▸ SHORT TASK: Each line that holds the word "Urechiă" is to be identified and copied.
▬▬▬
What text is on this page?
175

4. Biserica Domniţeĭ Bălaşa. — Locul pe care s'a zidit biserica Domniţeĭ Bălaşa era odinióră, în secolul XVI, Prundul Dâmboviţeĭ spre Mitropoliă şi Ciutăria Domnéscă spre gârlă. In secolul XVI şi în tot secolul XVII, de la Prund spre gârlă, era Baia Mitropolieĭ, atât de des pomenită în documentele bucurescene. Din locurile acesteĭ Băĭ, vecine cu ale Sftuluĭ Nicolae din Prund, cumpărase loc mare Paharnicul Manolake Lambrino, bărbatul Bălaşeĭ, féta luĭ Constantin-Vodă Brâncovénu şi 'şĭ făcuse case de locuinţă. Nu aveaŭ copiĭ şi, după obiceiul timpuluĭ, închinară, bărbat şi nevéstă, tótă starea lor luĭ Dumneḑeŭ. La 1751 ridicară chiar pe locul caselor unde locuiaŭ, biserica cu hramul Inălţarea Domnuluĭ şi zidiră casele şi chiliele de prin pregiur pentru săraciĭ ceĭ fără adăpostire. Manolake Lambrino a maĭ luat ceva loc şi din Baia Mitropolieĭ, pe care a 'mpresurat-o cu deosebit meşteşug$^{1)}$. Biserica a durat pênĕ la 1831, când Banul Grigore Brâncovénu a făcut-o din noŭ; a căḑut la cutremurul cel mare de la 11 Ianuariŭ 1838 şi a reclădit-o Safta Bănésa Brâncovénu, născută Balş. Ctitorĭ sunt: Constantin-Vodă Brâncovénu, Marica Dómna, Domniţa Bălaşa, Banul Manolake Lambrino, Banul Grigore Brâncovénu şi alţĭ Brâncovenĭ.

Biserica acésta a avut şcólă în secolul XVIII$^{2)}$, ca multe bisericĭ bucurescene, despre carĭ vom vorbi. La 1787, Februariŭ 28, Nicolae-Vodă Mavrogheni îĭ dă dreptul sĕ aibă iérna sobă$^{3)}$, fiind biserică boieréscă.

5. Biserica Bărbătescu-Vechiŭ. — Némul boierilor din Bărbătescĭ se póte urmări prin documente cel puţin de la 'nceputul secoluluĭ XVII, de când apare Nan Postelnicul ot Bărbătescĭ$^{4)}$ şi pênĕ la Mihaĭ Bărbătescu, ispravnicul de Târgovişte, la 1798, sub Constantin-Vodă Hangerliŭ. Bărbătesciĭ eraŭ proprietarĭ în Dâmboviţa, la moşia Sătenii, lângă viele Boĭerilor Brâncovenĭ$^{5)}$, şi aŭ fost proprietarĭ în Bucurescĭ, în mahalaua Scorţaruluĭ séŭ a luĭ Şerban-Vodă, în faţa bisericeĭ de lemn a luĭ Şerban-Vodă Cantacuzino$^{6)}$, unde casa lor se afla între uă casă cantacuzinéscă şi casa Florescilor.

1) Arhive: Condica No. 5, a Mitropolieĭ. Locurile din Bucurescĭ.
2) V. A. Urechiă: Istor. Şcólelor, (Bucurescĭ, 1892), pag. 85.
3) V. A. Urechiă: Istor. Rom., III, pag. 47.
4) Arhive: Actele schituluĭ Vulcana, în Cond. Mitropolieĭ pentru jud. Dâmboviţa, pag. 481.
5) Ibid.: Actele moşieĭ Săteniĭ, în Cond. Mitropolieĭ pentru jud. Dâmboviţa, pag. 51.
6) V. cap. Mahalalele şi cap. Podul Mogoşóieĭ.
▬▬▬
▸ RESPONSE TO THE EXERCISE:
2) V. A. Urechiă: Istor. Şcólelor, (Bucurescĭ, 1892), pag. 85.
3) V. A. Urechiă: Istor. Rom., III, pag. 47.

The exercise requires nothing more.